#### [Problem details]
Find the string "this" in the entries and copy each line that has it.

#### [Stored rows]
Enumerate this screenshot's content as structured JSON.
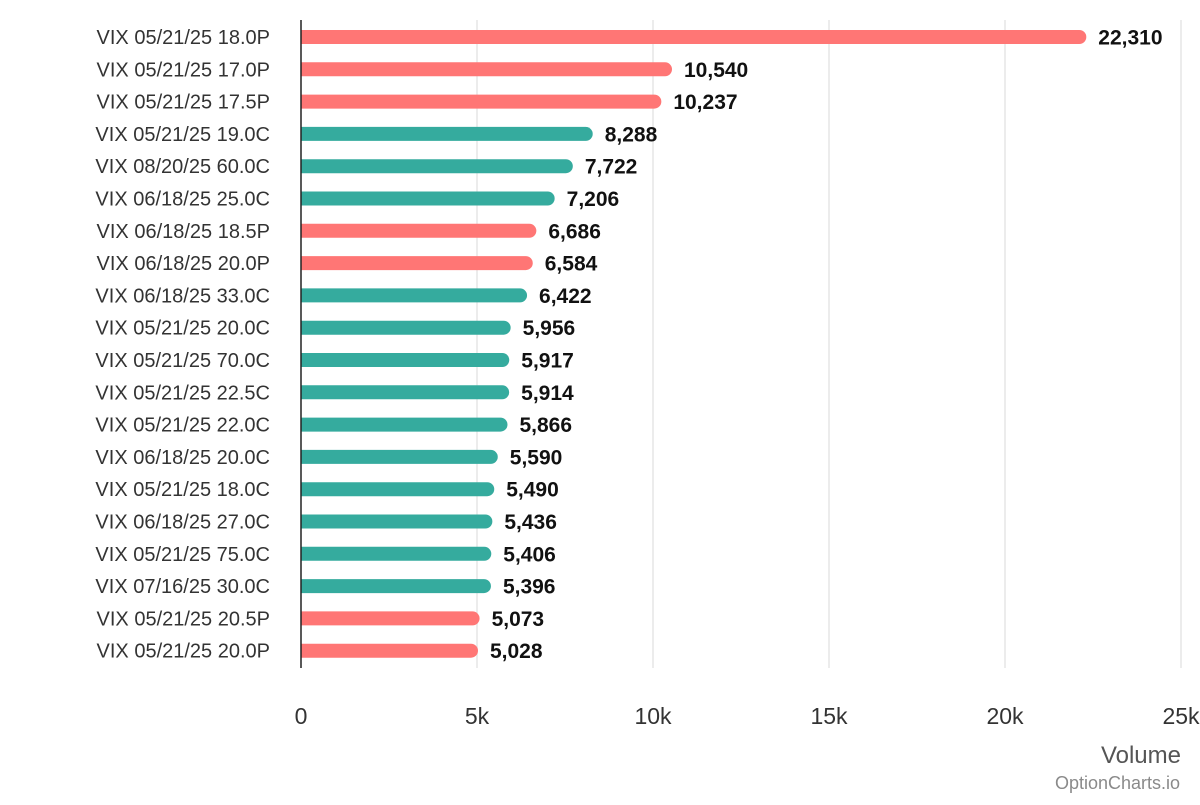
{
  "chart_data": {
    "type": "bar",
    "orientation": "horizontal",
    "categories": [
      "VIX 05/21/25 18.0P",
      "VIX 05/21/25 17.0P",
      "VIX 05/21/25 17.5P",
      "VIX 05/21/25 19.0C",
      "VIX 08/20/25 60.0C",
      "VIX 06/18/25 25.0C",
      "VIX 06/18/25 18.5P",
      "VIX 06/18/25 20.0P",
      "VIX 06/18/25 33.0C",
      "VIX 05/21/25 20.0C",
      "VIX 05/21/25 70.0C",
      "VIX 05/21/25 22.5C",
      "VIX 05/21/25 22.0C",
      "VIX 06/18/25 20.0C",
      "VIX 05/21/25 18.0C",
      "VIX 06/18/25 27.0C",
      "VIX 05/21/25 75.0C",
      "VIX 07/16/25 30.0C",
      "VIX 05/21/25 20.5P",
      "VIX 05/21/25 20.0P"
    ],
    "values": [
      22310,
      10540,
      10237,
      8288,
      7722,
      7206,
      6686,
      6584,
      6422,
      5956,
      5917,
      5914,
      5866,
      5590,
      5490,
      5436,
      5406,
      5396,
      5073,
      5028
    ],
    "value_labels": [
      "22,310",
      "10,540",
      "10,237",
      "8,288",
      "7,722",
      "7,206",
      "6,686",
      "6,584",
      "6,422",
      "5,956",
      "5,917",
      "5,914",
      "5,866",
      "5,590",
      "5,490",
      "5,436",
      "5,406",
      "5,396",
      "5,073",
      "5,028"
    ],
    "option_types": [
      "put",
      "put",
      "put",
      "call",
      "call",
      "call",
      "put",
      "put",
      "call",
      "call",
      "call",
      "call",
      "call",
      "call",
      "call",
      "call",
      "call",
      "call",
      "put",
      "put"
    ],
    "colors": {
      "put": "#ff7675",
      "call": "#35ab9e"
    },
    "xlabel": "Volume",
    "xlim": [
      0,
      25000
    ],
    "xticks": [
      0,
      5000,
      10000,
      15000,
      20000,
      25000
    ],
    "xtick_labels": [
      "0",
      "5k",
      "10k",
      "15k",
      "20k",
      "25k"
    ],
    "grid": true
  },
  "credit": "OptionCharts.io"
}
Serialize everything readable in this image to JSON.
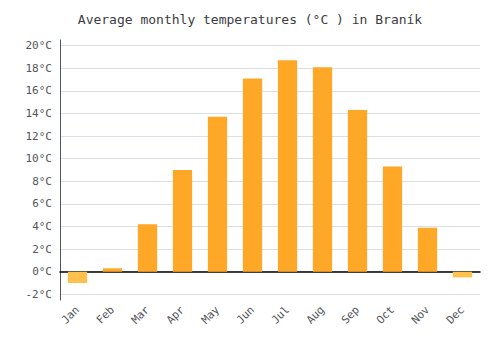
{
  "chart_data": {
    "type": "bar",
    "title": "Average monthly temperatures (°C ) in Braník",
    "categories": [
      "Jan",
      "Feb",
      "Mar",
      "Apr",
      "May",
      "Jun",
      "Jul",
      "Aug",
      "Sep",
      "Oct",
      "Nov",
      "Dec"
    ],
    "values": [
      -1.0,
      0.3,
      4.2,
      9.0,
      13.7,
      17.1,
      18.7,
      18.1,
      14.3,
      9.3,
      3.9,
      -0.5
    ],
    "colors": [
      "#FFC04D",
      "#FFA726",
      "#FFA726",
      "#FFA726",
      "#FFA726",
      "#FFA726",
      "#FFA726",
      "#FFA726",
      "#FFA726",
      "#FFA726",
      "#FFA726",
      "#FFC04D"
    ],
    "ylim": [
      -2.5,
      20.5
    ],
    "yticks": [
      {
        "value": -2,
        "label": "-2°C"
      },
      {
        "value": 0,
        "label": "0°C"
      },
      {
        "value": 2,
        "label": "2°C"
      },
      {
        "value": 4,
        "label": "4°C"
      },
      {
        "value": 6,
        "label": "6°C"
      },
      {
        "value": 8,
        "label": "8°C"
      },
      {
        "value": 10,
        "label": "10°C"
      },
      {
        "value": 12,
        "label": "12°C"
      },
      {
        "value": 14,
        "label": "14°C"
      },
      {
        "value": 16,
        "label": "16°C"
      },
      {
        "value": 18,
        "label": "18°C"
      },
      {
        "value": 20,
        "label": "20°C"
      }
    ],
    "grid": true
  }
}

#### [Solution below]
Enumerate this screenshot's content as structured JSON.
Serialize everything readable in this image to JSON.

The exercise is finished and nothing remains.